Prompt: Leave out any pictures and transcribe all other data below exactly.

(Records about charts and figures)
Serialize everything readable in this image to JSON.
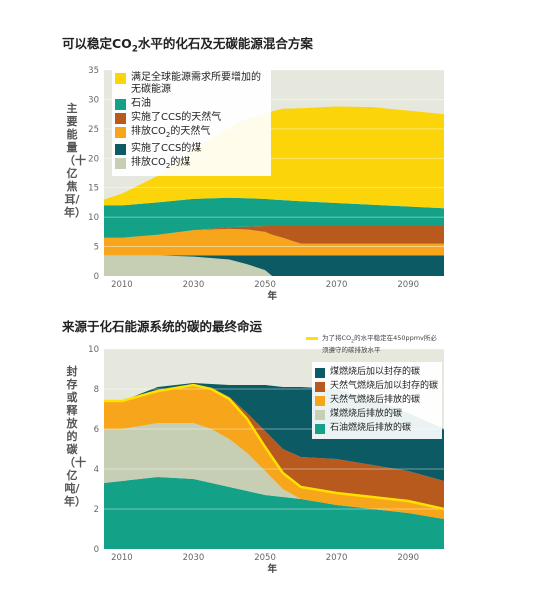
{
  "chart_data": [
    {
      "type": "area",
      "title": "可以稳定CO2水平的化石及无碳能源混合方案",
      "ylabel": "主要能量（十亿焦耳/年）",
      "xlabel": "年",
      "xlim": [
        2005,
        2100
      ],
      "ylim": [
        0,
        35
      ],
      "xticks": [
        2010,
        2030,
        2050,
        2070,
        2090
      ],
      "yticks": [
        0,
        5,
        10,
        15,
        20,
        25,
        30,
        35
      ],
      "grid": "horizontal",
      "stacked": true,
      "x": [
        2005,
        2010,
        2020,
        2030,
        2040,
        2045,
        2050,
        2052,
        2055,
        2060,
        2070,
        2080,
        2090,
        2100
      ],
      "series": [
        {
          "name": "排放CO2的煤",
          "color": "#c6cfb3",
          "values": [
            3.5,
            3.5,
            3.5,
            3.3,
            2.8,
            2.0,
            1.0,
            0.0,
            0.0,
            0.0,
            0.0,
            0.0,
            0.0,
            0.0
          ]
        },
        {
          "name": "实施了CCS的煤",
          "color": "#0b5a64",
          "values": [
            0,
            0,
            0,
            0.2,
            0.7,
            1.5,
            2.5,
            3.5,
            3.5,
            3.5,
            3.5,
            3.5,
            3.5,
            3.5
          ]
        },
        {
          "name": "排放CO2的天然气",
          "color": "#f7a51b",
          "values": [
            3.0,
            3.0,
            3.5,
            4.3,
            4.5,
            4.4,
            4.0,
            3.5,
            3.0,
            2.0,
            2.0,
            2.0,
            2.0,
            2.0
          ]
        },
        {
          "name": "实施了CCS的天然气",
          "color": "#b85a1e",
          "values": [
            0,
            0,
            0,
            0,
            0.3,
            0.5,
            1.0,
            1.5,
            2.0,
            3.0,
            3.0,
            3.0,
            3.0,
            3.0
          ]
        },
        {
          "name": "石油",
          "color": "#13a187",
          "values": [
            5.5,
            5.5,
            5.5,
            5.3,
            5.0,
            4.8,
            4.6,
            4.5,
            4.4,
            4.2,
            3.9,
            3.6,
            3.3,
            3.0
          ]
        },
        {
          "name": "满足全球能源需求所要增加的无碳能源",
          "color": "#fbd40a",
          "values": [
            1.0,
            2.0,
            4.5,
            8.5,
            12.0,
            13.5,
            14.5,
            15.0,
            15.5,
            15.8,
            16.4,
            16.6,
            16.3,
            16.0
          ]
        }
      ]
    },
    {
      "type": "area",
      "title": "来源于化石能源系统的碳的最终命运",
      "ylabel": "封存或释放的碳（十亿吨/年）",
      "xlabel": "年",
      "xlim": [
        2005,
        2100
      ],
      "ylim": [
        0,
        10
      ],
      "xticks": [
        2010,
        2030,
        2050,
        2070,
        2090
      ],
      "yticks": [
        0,
        2,
        4,
        6,
        8,
        10
      ],
      "grid": "horizontal",
      "stacked": true,
      "x": [
        2005,
        2010,
        2020,
        2030,
        2035,
        2040,
        2045,
        2050,
        2055,
        2060,
        2070,
        2080,
        2090,
        2100
      ],
      "series": [
        {
          "name": "石油燃烧后排放的碳",
          "color": "#13a187",
          "values": [
            3.3,
            3.4,
            3.6,
            3.5,
            3.3,
            3.1,
            2.9,
            2.7,
            2.6,
            2.5,
            2.2,
            2.0,
            1.8,
            1.5
          ]
        },
        {
          "name": "煤燃烧后排放的碳",
          "color": "#c6cfb3",
          "values": [
            2.7,
            2.6,
            2.7,
            2.8,
            2.7,
            2.4,
            1.9,
            1.2,
            0.4,
            0.0,
            0.0,
            0.0,
            0.0,
            0.0
          ]
        },
        {
          "name": "天然气燃烧后排放的碳",
          "color": "#f7a51b",
          "values": [
            1.4,
            1.4,
            1.6,
            1.9,
            2.0,
            2.0,
            1.6,
            1.2,
            0.8,
            0.6,
            0.6,
            0.6,
            0.6,
            0.5
          ]
        },
        {
          "name": "天然气燃烧后加以封存的碳",
          "color": "#b85a1e",
          "values": [
            0,
            0,
            0,
            0,
            0.05,
            0.1,
            0.4,
            0.8,
            1.2,
            1.5,
            1.7,
            1.6,
            1.5,
            1.4
          ]
        },
        {
          "name": "煤燃烧后加以封存的碳",
          "color": "#0b5a64",
          "values": [
            0,
            0,
            0.2,
            0.1,
            0.2,
            0.6,
            1.4,
            2.3,
            3.1,
            3.5,
            3.5,
            3.3,
            2.9,
            2.6
          ]
        }
      ],
      "stabilization_line": {
        "label": "为了将CO2的水平稳定在450ppmv所必须遵守的碳排放水平",
        "color": "#ffe000",
        "values": [
          7.4,
          7.4,
          7.9,
          8.2,
          8.0,
          7.5,
          6.5,
          5.1,
          3.8,
          3.1,
          2.8,
          2.6,
          2.4,
          2.0
        ]
      }
    }
  ]
}
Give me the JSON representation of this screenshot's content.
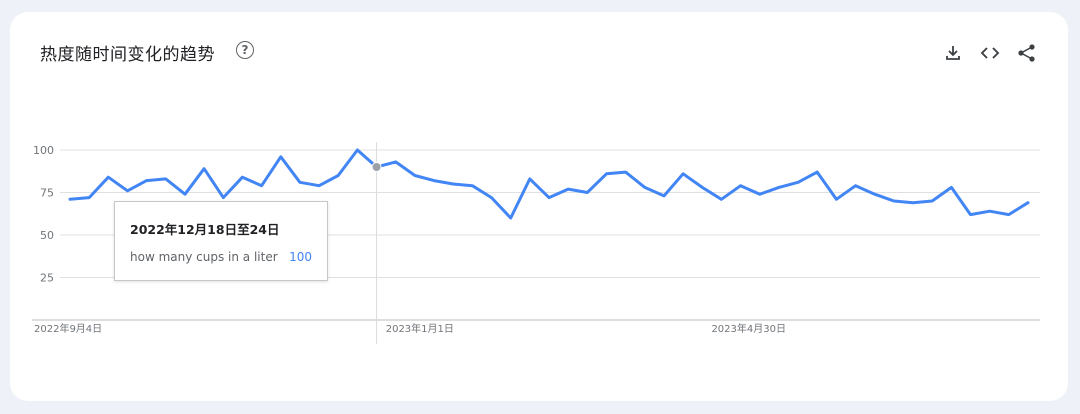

Written solution:
Serialize everything readable in this image to JSON.
{
  "chart_data": [
    {
      "type": "area",
      "title": "可以稳定CO2水平的化石及无碳能源混合方案",
      "ylabel": "主要能量（十亿焦耳/年）",
      "xlabel": "年",
      "xlim": [
        2005,
        2100
      ],
      "ylim": [
        0,
        35
      ],
      "xticks": [
        2010,
        2030,
        2050,
        2070,
        2090
      ],
      "yticks": [
        0,
        5,
        10,
        15,
        20,
        25,
        30,
        35
      ],
      "grid": "horizontal",
      "stacked": true,
      "x": [
        2005,
        2010,
        2020,
        2030,
        2040,
        2045,
        2050,
        2052,
        2055,
        2060,
        2070,
        2080,
        2090,
        2100
      ],
      "series": [
        {
          "name": "排放CO2的煤",
          "color": "#c6cfb3",
          "values": [
            3.5,
            3.5,
            3.5,
            3.3,
            2.8,
            2.0,
            1.0,
            0.0,
            0.0,
            0.0,
            0.0,
            0.0,
            0.0,
            0.0
          ]
        },
        {
          "name": "实施了CCS的煤",
          "color": "#0b5a64",
          "values": [
            0,
            0,
            0,
            0.2,
            0.7,
            1.5,
            2.5,
            3.5,
            3.5,
            3.5,
            3.5,
            3.5,
            3.5,
            3.5
          ]
        },
        {
          "name": "排放CO2的天然气",
          "color": "#f7a51b",
          "values": [
            3.0,
            3.0,
            3.5,
            4.3,
            4.5,
            4.4,
            4.0,
            3.5,
            3.0,
            2.0,
            2.0,
            2.0,
            2.0,
            2.0
          ]
        },
        {
          "name": "实施了CCS的天然气",
          "color": "#b85a1e",
          "values": [
            0,
            0,
            0,
            0,
            0.3,
            0.5,
            1.0,
            1.5,
            2.0,
            3.0,
            3.0,
            3.0,
            3.0,
            3.0
          ]
        },
        {
          "name": "石油",
          "color": "#13a187",
          "values": [
            5.5,
            5.5,
            5.5,
            5.3,
            5.0,
            4.8,
            4.6,
            4.5,
            4.4,
            4.2,
            3.9,
            3.6,
            3.3,
            3.0
          ]
        },
        {
          "name": "满足全球能源需求所要增加的无碳能源",
          "color": "#fbd40a",
          "values": [
            1.0,
            2.0,
            4.5,
            8.5,
            12.0,
            13.5,
            14.5,
            15.0,
            15.5,
            15.8,
            16.4,
            16.6,
            16.3,
            16.0
          ]
        }
      ]
    },
    {
      "type": "area",
      "title": "来源于化石能源系统的碳的最终命运",
      "ylabel": "封存或释放的碳（十亿吨/年）",
      "xlabel": "年",
      "xlim": [
        2005,
        2100
      ],
      "ylim": [
        0,
        10
      ],
      "xticks": [
        2010,
        2030,
        2050,
        2070,
        2090
      ],
      "yticks": [
        0,
        2,
        4,
        6,
        8,
        10
      ],
      "grid": "horizontal",
      "stacked": true,
      "x": [
        2005,
        2010,
        2020,
        2030,
        2035,
        2040,
        2045,
        2050,
        2055,
        2060,
        2070,
        2080,
        2090,
        2100
      ],
      "series": [
        {
          "name": "石油燃烧后排放的碳",
          "color": "#13a187",
          "values": [
            3.3,
            3.4,
            3.6,
            3.5,
            3.3,
            3.1,
            2.9,
            2.7,
            2.6,
            2.5,
            2.2,
            2.0,
            1.8,
            1.5
          ]
        },
        {
          "name": "煤燃烧后排放的碳",
          "color": "#c6cfb3",
          "values": [
            2.7,
            2.6,
            2.7,
            2.8,
            2.7,
            2.4,
            1.9,
            1.2,
            0.4,
            0.0,
            0.0,
            0.0,
            0.0,
            0.0
          ]
        },
        {
          "name": "天然气燃烧后排放的碳",
          "color": "#f7a51b",
          "values": [
            1.4,
            1.4,
            1.6,
            1.9,
            2.0,
            2.0,
            1.6,
            1.2,
            0.8,
            0.6,
            0.6,
            0.6,
            0.6,
            0.5
          ]
        },
        {
          "name": "天然气燃烧后加以封存的碳",
          "color": "#b85a1e",
          "values": [
            0,
            0,
            0,
            0,
            0.05,
            0.1,
            0.4,
            0.8,
            1.2,
            1.5,
            1.7,
            1.6,
            1.5,
            1.4
          ]
        },
        {
          "name": "煤燃烧后加以封存的碳",
          "color": "#0b5a64",
          "values": [
            0,
            0,
            0.2,
            0.1,
            0.2,
            0.6,
            1.4,
            2.3,
            3.1,
            3.5,
            3.5,
            3.3,
            2.9,
            2.6
          ]
        }
      ],
      "stabilization_line": {
        "label": "为了将CO2的水平稳定在450ppmv所必须遵守的碳排放水平",
        "color": "#ffe000",
        "values": [
          7.4,
          7.4,
          7.9,
          8.2,
          8.0,
          7.5,
          6.5,
          5.1,
          3.8,
          3.1,
          2.8,
          2.6,
          2.4,
          2.0
        ]
      }
    }
  ]
}
Give me the JSON representation of this screenshot's content.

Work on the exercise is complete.